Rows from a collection
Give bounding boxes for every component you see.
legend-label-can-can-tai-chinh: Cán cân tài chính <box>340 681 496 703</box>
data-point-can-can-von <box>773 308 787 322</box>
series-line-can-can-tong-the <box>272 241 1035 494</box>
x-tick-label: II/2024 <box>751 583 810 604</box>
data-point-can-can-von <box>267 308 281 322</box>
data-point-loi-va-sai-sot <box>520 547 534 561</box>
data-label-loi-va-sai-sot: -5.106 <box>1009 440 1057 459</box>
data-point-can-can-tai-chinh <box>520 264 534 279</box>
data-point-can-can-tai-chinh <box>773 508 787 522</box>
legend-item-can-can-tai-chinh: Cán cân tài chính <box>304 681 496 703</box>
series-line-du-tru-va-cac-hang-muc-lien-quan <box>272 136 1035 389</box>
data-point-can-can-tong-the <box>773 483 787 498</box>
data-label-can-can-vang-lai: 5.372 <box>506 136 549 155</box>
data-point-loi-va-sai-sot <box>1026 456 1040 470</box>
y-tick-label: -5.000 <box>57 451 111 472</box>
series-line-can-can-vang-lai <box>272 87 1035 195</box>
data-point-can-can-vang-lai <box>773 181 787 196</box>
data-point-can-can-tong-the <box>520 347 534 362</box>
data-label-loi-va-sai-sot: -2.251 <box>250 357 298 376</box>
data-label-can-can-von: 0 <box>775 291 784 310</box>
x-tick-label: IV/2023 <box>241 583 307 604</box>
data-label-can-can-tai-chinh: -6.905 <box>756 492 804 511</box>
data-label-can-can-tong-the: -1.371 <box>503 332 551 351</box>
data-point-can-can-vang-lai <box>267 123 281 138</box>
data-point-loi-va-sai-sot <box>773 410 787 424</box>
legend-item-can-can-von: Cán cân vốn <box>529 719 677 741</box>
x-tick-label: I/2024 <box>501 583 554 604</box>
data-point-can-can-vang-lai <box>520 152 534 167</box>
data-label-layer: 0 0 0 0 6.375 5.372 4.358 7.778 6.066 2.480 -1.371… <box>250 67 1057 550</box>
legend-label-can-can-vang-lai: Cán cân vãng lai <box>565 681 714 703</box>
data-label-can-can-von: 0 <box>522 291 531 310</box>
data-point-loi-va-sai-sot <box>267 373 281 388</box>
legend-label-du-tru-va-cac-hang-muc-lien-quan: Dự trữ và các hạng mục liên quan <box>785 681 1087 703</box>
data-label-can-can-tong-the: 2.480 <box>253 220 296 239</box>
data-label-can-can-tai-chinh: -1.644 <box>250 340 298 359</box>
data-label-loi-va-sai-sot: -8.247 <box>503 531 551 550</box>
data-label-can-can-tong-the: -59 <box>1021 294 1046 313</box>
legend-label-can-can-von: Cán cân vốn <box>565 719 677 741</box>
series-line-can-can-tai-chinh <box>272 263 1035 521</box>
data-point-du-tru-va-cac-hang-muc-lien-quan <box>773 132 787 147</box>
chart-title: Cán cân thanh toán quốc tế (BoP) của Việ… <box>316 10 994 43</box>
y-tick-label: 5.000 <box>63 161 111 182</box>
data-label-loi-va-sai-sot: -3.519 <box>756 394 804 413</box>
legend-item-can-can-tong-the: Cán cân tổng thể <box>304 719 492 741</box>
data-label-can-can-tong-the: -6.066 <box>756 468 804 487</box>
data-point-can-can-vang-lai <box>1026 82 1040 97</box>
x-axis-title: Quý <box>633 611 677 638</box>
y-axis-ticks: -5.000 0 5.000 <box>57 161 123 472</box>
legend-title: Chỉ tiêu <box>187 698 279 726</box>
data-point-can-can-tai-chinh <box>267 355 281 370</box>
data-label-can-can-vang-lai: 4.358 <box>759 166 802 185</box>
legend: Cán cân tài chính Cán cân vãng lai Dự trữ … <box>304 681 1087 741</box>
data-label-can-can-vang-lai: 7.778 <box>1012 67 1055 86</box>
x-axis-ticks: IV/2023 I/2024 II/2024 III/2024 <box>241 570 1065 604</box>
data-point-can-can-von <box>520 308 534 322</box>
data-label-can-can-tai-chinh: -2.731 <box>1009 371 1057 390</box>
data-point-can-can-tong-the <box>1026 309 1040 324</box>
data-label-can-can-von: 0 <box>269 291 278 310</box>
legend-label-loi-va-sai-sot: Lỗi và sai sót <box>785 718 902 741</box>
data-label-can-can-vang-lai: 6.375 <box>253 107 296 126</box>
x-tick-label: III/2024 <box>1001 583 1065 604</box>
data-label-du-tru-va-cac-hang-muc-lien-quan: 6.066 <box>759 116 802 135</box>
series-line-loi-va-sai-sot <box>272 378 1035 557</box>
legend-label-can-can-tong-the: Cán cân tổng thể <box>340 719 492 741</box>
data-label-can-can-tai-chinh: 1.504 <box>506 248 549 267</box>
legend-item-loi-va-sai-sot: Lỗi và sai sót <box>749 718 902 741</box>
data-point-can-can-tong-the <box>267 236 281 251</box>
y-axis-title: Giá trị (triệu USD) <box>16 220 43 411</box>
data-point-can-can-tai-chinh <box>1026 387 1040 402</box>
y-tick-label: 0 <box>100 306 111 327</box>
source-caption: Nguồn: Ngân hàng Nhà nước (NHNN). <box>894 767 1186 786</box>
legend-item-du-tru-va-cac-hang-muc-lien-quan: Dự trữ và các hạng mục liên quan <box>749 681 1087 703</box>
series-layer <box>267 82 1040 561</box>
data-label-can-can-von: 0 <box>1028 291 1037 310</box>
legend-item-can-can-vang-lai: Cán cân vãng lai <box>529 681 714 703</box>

> Goal of the exercise
Recast the rows above as a Markdown table with two columns, No. and Text, that gives each line its number and skips any blank lines.

> Solved problem
| No. | Text |
|---|---|
| 1 | Give bounding boxes for every component you see. |
| 2 | legend-label-can-can-tai-chinh: Cán cân tài chính <box>340 681 496 703</box> |
| 3 | data-point-can-can-von <box>773 308 787 322</box> |
| 4 | series-line-can-can-tong-the <box>272 241 1035 494</box> |
| 5 | x-tick-label: II/2024 <box>751 583 810 604</box> |
| 6 | data-point-can-can-von <box>267 308 281 322</box> |
| 7 | data-point-loi-va-sai-sot <box>520 547 534 561</box> |
| 8 | data-label-loi-va-sai-sot: -5.106 <box>1009 440 1057 459</box> |
| 9 | data-point-can-can-tai-chinh <box>520 264 534 279</box> |
| 10 | data-point-can-can-tai-chinh <box>773 508 787 522</box> |
| 11 | legend-item-can-can-tai-chinh: Cán cân tài chính <box>304 681 496 703</box> |
| 12 | series-line-du-tru-va-cac-hang-muc-lien-quan <box>272 136 1035 389</box> |
| 13 | data-point-can-can-tong-the <box>773 483 787 498</box> |
| 14 | data-label-can-can-vang-lai: 5.372 <box>506 136 549 155</box> |
| 15 | data-point-loi-va-sai-sot <box>1026 456 1040 470</box> |
| 16 | y-tick-label: -5.000 <box>57 451 111 472</box> |
| 17 | series-line-can-can-vang-lai <box>272 87 1035 195</box> |
| 18 | data-point-can-can-vang-lai <box>773 181 787 196</box> |
| 19 | data-point-can-can-tong-the <box>520 347 534 362</box> |
| 20 | data-label-loi-va-sai-sot: -2.251 <box>250 357 298 376</box> |
| 21 | data-label-can-can-von: 0 <box>775 291 784 310</box> |
| 22 | x-tick-label: IV/2023 <box>241 583 307 604</box> |
| 23 | data-label-can-can-tai-chinh: -6.905 <box>756 492 804 511</box> |
| 24 | data-label-can-can-tong-the: -1.371 <box>503 332 551 351</box> |
| 25 | data-point-can-can-vang-lai <box>267 123 281 138</box> |
| 26 | data-point-loi-va-sai-sot <box>773 410 787 424</box> |
| 27 | legend-item-can-can-von: Cán cân vốn <box>529 719 677 741</box> |
| 28 | x-tick-label: I/2024 <box>501 583 554 604</box> |
| 29 | data-point-can-can-vang-lai <box>520 152 534 167</box> |
| 30 | data-label-layer: 0 0 0 0 6.375 5.372 4.358 7.778 6.066 2.480 -1.371… <box>250 67 1057 550</box> |
| 31 | legend-label-can-can-vang-lai: Cán cân vãng lai <box>565 681 714 703</box> |
| 32 | data-label-can-can-von: 0 <box>522 291 531 310</box> |
| 33 | data-point-loi-va-sai-sot <box>267 373 281 388</box> |
| 34 | legend-label-du-tru-va-cac-hang-muc-lien-quan: Dự trữ và các hạng mục liên quan <box>785 681 1087 703</box> |
| 35 | data-label-can-can-tong-the: 2.480 <box>253 220 296 239</box> |
| 36 | data-label-can-can-tai-chinh: -1.644 <box>250 340 298 359</box> |
| 37 | data-label-loi-va-sai-sot: -8.247 <box>503 531 551 550</box> |
| 38 | data-label-can-can-tong-the: -59 <box>1021 294 1046 313</box> |
| 39 | legend-label-can-can-von: Cán cân vốn <box>565 719 677 741</box> |
| 40 | series-line-can-can-tai-chinh <box>272 263 1035 521</box> |
| 41 | data-point-du-tru-va-cac-hang-muc-lien-quan <box>773 132 787 147</box> |
| 42 | chart-title: Cán cân thanh toán quốc tế (BoP) của Việ… <box>316 10 994 43</box> |
| 43 | y-tick-label: 5.000 <box>63 161 111 182</box> |
| 44 | data-label-loi-va-sai-sot: -3.519 <box>756 394 804 413</box> |
| 45 | legend-item-can-can-tong-the: Cán cân tổng thể <box>304 719 492 741</box> |
| 46 | data-label-can-can-tong-the: -6.066 <box>756 468 804 487</box> |
| 47 | data-point-can-can-vang-lai <box>1026 82 1040 97</box> |
| 48 | x-axis-title: Quý <box>633 611 677 638</box> |
| 49 | y-axis-ticks: -5.000 0 5.000 <box>57 161 123 472</box> |
| 50 | legend-title: Chỉ tiêu <box>187 698 279 726</box> |
| 51 | data-point-can-can-tai-chinh <box>267 355 281 370</box> |
| 52 | data-label-can-can-vang-lai: 4.358 <box>759 166 802 185</box> |
| 53 | legend: Cán cân tài chính Cán cân vãng lai Dự trữ … <box>304 681 1087 741</box> |
| 54 | data-label-can-can-vang-lai: 7.778 <box>1012 67 1055 86</box> |
| 55 | x-axis-ticks: IV/2023 I/2024 II/2024 III/2024 <box>241 570 1065 604</box> |
| 56 | data-point-can-can-von <box>520 308 534 322</box> |
| 57 | data-label-can-can-tai-chinh: -2.731 <box>1009 371 1057 390</box> |
| 58 | data-point-can-can-tong-the <box>1026 309 1040 324</box> |
| 59 | data-label-can-can-von: 0 <box>269 291 278 310</box> |
| 60 | legend-label-loi-va-sai-sot: Lỗi và sai sót <box>785 718 902 741</box> |
| 61 | data-label-can-can-vang-lai: 6.375 <box>253 107 296 126</box> |
| 62 | x-tick-label: III/2024 <box>1001 583 1065 604</box> |
| 63 | data-label-du-tru-va-cac-hang-muc-lien-quan: 6.066 <box>759 116 802 135</box> |
| 64 | series-line-loi-va-sai-sot <box>272 378 1035 557</box> |
| 65 | legend-label-can-can-tong-the: Cán cân tổng thể <box>340 719 492 741</box> |
| 66 | data-label-can-can-tai-chinh: 1.504 <box>506 248 549 267</box> |
| 67 | legend-item-loi-va-sai-sot: Lỗi và sai sót <box>749 718 902 741</box> |
| 68 | data-point-can-can-tong-the <box>267 236 281 251</box> |
| 69 | y-axis-title: Giá trị (triệu USD) <box>16 220 43 411</box> |
| 70 | data-point-can-can-tai-chinh <box>1026 387 1040 402</box> |
| 71 | y-tick-label: 0 <box>100 306 111 327</box> |
| 72 | source-caption: Nguồn: Ngân hàng Nhà nước (NHNN). <box>894 767 1186 786</box> |
| 73 | legend-item-du-tru-va-cac-hang-muc-lien-quan: Dự trữ và các hạng mục liên quan <box>749 681 1087 703</box> |
| 74 | series-layer <box>267 82 1040 561</box> |
| 75 | data-label-can-can-von: 0 <box>1028 291 1037 310</box> |
| 76 | legend-item-can-can-vang-lai: Cán cân vãng lai <box>529 681 714 703</box> |